(EXERCISE OBJECTIVE)
Reproduce each of the lines word for word.

(DATASET EXCERPTS)
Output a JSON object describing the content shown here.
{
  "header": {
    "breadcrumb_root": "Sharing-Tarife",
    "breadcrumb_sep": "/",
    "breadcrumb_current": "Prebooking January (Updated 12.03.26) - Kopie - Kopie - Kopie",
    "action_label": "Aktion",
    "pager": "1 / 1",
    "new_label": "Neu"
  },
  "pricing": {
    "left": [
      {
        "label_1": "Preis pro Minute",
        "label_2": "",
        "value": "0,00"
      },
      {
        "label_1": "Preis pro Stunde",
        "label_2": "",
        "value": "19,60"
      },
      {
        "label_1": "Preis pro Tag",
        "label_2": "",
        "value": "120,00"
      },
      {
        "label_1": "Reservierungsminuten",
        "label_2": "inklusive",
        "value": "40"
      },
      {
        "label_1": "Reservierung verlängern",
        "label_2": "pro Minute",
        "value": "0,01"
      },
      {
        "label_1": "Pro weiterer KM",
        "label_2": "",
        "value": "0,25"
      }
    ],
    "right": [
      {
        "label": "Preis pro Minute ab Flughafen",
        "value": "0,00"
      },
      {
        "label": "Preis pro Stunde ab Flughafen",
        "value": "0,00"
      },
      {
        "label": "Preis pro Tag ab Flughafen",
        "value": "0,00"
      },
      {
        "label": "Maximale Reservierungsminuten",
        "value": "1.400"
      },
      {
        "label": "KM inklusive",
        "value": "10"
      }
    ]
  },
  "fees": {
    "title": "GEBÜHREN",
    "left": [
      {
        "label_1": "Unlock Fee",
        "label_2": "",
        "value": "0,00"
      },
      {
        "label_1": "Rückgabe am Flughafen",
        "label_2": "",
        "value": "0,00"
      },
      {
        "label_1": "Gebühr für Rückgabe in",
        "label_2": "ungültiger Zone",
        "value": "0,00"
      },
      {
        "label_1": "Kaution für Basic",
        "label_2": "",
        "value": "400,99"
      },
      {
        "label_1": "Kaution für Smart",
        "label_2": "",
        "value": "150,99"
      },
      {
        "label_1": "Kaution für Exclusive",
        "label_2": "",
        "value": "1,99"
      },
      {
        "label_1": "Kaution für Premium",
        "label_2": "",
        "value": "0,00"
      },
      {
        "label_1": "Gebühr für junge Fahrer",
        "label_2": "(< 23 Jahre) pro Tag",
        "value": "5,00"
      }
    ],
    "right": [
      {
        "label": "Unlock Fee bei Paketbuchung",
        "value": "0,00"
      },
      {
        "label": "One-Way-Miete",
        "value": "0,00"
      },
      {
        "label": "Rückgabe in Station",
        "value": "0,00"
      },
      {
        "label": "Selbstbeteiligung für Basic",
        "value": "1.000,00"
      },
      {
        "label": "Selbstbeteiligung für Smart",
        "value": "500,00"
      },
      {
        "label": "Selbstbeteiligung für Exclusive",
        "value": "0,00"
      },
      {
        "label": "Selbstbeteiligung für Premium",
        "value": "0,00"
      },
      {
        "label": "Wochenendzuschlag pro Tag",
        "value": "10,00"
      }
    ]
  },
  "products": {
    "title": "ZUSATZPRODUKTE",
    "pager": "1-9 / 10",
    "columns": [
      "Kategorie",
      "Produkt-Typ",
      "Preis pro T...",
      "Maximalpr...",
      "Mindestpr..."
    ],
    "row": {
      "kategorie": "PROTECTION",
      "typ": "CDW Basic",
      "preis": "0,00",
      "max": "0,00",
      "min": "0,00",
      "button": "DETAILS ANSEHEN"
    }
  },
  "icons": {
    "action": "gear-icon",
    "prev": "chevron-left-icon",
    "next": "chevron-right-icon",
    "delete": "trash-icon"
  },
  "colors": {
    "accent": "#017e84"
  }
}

(EXERCISE OUTPUT)
Output a JSON object describing the content shown here.
{
  "header": {
    "breadcrumb_root": "Sharing-Tarife",
    "breadcrumb_sep": "/",
    "breadcrumb_current": "Prebooking January (Updated 12.03.26) - Kopie - Kopie - Kopie",
    "action_label": "Aktion",
    "pager": "1 / 1",
    "new_label": "Neu"
  },
  "pricing": {
    "left": [
      {
        "label_1": "Preis pro Minute",
        "label_2": "",
        "value": "0,00"
      },
      {
        "label_1": "Preis pro Stunde",
        "label_2": "",
        "value": "19,60"
      },
      {
        "label_1": "Preis pro Tag",
        "label_2": "",
        "value": "120,00"
      },
      {
        "label_1": "Reservierungsminuten",
        "label_2": "inklusive",
        "value": "40"
      },
      {
        "label_1": "Reservierung verlängern",
        "label_2": "pro Minute",
        "value": "0,01"
      },
      {
        "label_1": "Pro weiterer KM",
        "label_2": "",
        "value": "0,25"
      }
    ],
    "right": [
      {
        "label": "Preis pro Minute ab Flughafen",
        "value": "0,00"
      },
      {
        "label": "Preis pro Stunde ab Flughafen",
        "value": "0,00"
      },
      {
        "label": "Preis pro Tag ab Flughafen",
        "value": "0,00"
      },
      {
        "label": "Maximale Reservierungsminuten",
        "value": "1.400"
      },
      {
        "label": "KM inklusive",
        "value": "10"
      }
    ]
  },
  "fees": {
    "title": "GEBÜHREN",
    "left": [
      {
        "label_1": "Unlock Fee",
        "label_2": "",
        "value": "0,00"
      },
      {
        "label_1": "Rückgabe am Flughafen",
        "label_2": "",
        "value": "0,00"
      },
      {
        "label_1": "Gebühr für Rückgabe in",
        "label_2": "ungültiger Zone",
        "value": "0,00"
      },
      {
        "label_1": "Kaution für Basic",
        "label_2": "",
        "value": "400,99"
      },
      {
        "label_1": "Kaution für Smart",
        "label_2": "",
        "value": "150,99"
      },
      {
        "label_1": "Kaution für Exclusive",
        "label_2": "",
        "value": "1,99"
      },
      {
        "label_1": "Kaution für Premium",
        "label_2": "",
        "value": "0,00"
      },
      {
        "label_1": "Gebühr für junge Fahrer",
        "label_2": "(< 23 Jahre) pro Tag",
        "value": "5,00"
      }
    ],
    "right": [
      {
        "label": "Unlock Fee bei Paketbuchung",
        "value": "0,00"
      },
      {
        "label": "One-Way-Miete",
        "value": "0,00"
      },
      {
        "label": "Rückgabe in Station",
        "value": "0,00"
      },
      {
        "label": "Selbstbeteiligung für Basic",
        "value": "1.000,00"
      },
      {
        "label": "Selbstbeteiligung für Smart",
        "value": "500,00"
      },
      {
        "label": "Selbstbeteiligung für Exclusive",
        "value": "0,00"
      },
      {
        "label": "Selbstbeteiligung für Premium",
        "value": "0,00"
      },
      {
        "label": "Wochenendzuschlag pro Tag",
        "value": "10,00"
      }
    ]
  },
  "products": {
    "title": "ZUSATZPRODUKTE",
    "pager": "1-9 / 10",
    "columns": [
      "Kategorie",
      "Produkt-Typ",
      "Preis pro T...",
      "Maximalpr...",
      "Mindestpr..."
    ],
    "row": {
      "kategorie": "PROTECTION",
      "typ": "CDW Basic",
      "preis": "0,00",
      "max": "0,00",
      "min": "0,00",
      "button": "DETAILS ANSEHEN"
    }
  },
  "icons": {
    "action": "gear-icon",
    "prev": "chevron-left-icon",
    "next": "chevron-right-icon",
    "delete": "trash-icon"
  },
  "colors": {
    "accent": "#017e84"
  }
}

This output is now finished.